[Stored data]
§

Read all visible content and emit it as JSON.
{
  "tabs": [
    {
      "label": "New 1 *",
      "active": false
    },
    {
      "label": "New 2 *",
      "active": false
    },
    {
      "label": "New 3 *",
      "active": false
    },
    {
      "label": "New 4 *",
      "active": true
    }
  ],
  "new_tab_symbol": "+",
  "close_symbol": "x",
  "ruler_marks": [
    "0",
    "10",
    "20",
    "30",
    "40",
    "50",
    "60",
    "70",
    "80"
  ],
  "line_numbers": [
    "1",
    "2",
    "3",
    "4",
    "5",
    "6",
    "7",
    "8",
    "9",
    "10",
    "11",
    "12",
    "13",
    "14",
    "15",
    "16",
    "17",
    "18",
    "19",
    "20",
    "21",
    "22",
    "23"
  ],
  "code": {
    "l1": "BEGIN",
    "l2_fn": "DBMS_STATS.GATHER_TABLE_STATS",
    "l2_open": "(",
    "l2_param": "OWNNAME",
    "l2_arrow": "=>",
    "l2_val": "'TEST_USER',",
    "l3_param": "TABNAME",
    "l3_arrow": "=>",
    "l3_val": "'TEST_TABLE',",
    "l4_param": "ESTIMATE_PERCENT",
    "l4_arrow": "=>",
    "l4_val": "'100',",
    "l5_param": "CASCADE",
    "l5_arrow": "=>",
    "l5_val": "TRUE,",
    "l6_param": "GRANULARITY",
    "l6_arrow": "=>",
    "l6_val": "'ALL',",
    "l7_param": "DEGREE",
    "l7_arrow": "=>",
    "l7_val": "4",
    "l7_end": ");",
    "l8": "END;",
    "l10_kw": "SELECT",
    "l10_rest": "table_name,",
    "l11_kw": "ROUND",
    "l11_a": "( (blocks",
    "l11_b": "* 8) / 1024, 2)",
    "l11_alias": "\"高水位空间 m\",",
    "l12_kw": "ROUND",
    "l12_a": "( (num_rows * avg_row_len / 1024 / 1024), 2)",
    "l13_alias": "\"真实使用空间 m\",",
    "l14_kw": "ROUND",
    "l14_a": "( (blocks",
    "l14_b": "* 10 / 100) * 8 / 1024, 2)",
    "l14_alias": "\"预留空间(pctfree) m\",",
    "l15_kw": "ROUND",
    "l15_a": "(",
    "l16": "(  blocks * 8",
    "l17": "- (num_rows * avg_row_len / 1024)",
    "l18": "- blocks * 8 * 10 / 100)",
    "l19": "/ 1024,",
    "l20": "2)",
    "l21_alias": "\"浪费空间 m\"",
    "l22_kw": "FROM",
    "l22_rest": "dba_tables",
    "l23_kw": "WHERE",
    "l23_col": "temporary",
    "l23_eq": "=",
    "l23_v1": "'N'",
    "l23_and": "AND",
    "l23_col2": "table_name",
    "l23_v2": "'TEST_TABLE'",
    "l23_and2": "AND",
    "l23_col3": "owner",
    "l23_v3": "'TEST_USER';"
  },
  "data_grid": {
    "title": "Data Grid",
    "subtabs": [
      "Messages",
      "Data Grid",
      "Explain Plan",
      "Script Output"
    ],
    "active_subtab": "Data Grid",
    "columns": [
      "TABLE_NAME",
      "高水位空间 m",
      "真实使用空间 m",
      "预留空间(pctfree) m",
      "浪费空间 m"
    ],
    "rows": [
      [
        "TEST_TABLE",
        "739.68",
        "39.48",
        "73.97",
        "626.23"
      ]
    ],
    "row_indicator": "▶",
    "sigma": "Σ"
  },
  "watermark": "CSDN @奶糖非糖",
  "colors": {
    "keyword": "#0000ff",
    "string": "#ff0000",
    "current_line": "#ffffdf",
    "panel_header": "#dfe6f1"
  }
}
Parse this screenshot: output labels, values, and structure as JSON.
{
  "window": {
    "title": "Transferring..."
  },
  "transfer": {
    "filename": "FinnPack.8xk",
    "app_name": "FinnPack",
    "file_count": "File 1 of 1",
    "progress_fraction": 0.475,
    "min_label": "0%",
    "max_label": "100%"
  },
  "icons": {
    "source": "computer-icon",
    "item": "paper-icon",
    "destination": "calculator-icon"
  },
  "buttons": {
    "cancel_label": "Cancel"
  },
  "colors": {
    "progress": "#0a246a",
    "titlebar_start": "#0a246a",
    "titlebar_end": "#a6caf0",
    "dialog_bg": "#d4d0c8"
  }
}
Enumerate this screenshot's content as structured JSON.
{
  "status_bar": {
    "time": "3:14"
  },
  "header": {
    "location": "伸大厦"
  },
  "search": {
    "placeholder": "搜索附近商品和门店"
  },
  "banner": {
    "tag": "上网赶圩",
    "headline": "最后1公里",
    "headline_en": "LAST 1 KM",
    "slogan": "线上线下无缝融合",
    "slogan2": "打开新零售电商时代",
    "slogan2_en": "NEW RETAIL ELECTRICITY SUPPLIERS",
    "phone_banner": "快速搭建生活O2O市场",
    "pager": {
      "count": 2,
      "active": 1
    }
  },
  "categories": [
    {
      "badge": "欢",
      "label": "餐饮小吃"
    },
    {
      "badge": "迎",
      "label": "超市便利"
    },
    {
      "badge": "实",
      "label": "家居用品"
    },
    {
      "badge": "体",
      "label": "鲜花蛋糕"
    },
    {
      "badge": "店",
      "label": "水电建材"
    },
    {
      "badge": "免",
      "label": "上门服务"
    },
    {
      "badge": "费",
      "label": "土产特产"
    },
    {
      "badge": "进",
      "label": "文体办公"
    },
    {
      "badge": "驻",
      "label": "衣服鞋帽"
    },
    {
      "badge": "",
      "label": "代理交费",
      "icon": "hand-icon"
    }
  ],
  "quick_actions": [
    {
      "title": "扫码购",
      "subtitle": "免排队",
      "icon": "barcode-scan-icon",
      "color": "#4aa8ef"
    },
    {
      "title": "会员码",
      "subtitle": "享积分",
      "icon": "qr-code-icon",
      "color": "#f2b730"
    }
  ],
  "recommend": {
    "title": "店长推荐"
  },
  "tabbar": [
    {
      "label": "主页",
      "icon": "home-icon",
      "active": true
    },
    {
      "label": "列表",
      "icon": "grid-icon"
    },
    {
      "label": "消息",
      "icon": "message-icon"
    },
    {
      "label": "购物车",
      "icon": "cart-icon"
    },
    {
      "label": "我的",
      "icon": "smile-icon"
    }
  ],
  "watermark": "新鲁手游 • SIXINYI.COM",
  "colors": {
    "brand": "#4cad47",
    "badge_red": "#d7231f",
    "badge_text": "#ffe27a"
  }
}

§

Exercise objective: Establish how many lines of the records contain the string "this" and state that number without elaboration.

Response below: 2